Input material =>
■ ■ ■ ■

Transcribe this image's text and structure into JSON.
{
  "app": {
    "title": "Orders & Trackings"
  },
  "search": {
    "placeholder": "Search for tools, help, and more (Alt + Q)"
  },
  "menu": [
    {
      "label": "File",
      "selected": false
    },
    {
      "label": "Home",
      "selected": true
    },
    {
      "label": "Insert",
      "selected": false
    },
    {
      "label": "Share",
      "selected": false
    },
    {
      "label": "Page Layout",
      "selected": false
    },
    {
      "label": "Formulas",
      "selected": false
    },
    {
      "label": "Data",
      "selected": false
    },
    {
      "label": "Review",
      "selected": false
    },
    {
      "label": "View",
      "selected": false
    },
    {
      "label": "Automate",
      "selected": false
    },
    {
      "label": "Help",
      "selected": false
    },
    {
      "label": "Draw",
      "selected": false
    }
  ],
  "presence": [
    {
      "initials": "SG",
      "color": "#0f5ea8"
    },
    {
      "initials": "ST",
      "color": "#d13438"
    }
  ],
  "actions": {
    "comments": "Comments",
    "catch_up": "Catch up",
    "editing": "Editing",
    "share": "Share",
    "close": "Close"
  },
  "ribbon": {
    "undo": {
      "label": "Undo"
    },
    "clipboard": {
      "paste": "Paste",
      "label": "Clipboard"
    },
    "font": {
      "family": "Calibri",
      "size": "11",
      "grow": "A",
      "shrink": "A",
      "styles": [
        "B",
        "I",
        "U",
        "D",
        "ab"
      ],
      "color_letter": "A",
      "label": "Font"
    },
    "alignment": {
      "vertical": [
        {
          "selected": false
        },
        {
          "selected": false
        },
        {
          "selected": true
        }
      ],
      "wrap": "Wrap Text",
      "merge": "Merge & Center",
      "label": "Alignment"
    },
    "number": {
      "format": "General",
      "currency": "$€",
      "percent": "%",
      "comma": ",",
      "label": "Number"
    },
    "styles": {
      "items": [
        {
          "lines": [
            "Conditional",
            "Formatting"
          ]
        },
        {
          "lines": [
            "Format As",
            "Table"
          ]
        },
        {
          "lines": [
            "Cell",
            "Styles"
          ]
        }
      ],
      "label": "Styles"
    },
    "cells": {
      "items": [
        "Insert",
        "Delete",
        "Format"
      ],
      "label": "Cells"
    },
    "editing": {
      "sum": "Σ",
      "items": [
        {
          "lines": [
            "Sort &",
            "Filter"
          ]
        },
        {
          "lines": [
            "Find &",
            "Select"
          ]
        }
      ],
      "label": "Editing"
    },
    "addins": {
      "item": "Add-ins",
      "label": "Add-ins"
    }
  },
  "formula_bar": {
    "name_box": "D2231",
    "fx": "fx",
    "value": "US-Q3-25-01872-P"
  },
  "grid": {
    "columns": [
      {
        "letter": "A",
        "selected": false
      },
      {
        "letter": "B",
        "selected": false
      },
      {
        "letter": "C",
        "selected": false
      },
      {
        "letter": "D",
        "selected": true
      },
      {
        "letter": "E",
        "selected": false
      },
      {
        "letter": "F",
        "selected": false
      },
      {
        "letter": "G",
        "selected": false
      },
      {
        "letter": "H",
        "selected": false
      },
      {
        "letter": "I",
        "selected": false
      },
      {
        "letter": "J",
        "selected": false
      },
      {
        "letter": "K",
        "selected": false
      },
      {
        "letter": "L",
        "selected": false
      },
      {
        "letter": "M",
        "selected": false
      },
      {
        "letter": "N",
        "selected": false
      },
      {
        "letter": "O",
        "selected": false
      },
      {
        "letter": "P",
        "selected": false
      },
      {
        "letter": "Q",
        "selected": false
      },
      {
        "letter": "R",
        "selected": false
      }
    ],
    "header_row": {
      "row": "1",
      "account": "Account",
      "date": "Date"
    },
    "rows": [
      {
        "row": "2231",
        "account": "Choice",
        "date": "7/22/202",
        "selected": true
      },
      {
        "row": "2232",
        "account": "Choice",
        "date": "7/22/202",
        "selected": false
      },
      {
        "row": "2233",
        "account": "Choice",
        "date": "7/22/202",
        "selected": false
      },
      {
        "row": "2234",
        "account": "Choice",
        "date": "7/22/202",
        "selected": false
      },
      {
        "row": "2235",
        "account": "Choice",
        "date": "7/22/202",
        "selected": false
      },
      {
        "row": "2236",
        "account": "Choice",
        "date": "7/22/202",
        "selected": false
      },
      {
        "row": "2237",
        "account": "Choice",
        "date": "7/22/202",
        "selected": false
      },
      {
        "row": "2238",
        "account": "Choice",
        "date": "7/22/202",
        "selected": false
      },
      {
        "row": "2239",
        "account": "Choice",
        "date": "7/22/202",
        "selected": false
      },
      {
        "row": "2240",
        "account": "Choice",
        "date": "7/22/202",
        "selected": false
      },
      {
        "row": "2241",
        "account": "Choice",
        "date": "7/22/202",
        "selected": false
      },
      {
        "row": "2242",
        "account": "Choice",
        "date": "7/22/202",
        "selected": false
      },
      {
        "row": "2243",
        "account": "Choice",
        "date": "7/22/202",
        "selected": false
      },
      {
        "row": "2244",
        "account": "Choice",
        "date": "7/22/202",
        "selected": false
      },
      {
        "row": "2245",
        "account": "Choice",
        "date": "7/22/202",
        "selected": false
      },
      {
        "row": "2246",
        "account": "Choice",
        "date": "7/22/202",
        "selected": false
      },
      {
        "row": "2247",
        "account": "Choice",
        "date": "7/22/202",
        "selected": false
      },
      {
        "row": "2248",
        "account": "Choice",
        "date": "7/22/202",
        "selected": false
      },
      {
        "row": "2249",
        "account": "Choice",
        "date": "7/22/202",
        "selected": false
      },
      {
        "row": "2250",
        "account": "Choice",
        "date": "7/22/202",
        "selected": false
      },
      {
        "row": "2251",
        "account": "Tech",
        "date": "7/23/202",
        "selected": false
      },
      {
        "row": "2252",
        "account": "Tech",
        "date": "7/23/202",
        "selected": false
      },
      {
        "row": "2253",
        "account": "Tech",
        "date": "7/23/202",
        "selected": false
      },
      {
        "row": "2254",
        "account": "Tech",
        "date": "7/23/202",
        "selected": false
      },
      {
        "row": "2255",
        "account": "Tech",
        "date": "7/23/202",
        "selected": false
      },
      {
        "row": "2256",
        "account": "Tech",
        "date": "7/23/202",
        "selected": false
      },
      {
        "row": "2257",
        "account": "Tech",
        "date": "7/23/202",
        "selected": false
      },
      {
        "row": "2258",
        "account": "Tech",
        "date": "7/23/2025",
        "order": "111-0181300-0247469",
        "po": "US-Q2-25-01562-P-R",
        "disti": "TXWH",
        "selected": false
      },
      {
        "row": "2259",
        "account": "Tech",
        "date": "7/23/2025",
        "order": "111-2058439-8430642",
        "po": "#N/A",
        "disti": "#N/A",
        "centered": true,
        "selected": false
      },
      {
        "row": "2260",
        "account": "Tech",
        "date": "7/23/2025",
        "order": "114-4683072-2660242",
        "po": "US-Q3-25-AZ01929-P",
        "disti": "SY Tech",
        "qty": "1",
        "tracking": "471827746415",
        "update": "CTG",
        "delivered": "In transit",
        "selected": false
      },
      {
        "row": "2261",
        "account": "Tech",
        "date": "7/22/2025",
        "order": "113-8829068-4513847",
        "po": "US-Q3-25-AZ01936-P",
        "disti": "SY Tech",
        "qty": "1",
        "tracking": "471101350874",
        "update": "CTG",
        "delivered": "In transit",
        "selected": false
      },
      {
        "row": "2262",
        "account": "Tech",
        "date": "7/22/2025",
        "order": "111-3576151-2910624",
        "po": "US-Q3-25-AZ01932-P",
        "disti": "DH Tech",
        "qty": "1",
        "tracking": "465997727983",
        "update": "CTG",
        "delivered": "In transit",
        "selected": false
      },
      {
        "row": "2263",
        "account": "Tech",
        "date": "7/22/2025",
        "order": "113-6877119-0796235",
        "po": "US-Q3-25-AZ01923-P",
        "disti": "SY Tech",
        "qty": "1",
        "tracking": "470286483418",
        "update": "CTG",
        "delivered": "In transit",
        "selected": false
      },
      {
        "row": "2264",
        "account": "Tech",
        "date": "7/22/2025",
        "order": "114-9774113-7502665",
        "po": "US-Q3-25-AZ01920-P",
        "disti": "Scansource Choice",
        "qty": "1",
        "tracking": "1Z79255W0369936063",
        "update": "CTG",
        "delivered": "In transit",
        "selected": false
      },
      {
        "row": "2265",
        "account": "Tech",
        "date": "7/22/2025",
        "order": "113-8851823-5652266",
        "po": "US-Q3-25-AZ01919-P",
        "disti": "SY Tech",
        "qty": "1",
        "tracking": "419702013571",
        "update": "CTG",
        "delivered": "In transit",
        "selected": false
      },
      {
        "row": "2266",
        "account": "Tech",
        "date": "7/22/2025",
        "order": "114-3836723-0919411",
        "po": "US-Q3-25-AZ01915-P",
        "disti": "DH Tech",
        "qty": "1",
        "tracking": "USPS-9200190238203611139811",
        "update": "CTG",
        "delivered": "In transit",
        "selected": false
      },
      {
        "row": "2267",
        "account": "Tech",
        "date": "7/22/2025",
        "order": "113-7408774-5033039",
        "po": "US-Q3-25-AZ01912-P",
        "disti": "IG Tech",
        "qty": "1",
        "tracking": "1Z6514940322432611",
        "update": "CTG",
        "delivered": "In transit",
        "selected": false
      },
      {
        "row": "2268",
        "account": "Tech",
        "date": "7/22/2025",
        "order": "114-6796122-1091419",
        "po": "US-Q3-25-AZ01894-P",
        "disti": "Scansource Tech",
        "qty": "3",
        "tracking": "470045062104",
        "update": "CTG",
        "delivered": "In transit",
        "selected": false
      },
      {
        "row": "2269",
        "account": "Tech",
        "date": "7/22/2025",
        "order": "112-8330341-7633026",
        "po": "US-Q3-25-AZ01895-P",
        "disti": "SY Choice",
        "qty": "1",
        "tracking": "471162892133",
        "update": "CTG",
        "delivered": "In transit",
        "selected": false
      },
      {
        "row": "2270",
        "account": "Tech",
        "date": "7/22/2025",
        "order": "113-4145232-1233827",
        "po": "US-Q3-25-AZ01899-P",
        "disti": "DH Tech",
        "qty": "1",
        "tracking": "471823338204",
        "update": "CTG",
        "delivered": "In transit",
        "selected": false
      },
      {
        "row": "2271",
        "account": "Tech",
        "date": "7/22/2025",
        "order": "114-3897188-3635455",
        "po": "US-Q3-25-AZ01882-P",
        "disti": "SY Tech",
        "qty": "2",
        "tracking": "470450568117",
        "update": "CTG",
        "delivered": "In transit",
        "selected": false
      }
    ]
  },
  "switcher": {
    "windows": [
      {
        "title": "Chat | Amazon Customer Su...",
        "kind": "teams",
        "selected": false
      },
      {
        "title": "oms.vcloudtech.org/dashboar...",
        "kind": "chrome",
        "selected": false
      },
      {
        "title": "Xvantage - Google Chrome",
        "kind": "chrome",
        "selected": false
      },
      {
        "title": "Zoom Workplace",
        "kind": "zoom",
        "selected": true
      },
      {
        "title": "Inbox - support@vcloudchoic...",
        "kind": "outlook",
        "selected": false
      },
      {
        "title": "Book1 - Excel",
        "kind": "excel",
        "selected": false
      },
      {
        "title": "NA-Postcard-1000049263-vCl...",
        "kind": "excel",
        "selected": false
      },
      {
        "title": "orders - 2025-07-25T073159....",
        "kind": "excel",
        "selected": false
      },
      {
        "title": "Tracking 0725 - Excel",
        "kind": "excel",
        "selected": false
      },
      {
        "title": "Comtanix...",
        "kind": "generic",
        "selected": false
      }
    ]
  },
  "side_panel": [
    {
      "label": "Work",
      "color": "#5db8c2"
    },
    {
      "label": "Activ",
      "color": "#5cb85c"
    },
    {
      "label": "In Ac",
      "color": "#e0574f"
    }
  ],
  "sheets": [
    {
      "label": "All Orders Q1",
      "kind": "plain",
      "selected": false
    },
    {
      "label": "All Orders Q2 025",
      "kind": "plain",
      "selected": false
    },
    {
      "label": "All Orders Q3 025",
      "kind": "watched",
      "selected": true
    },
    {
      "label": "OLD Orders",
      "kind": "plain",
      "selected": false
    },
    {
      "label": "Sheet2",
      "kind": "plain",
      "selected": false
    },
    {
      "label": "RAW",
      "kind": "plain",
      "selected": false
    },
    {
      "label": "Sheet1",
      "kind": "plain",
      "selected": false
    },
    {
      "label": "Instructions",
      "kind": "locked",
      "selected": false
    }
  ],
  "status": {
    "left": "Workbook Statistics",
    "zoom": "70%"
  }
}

■ ■ ■ ■

Set problem =>
Scan the lines for the string "Scansource". Copy out each line that matches.

Response below =>
        "disti": "Scansource Choice",
        "disti": "Scansource Tech",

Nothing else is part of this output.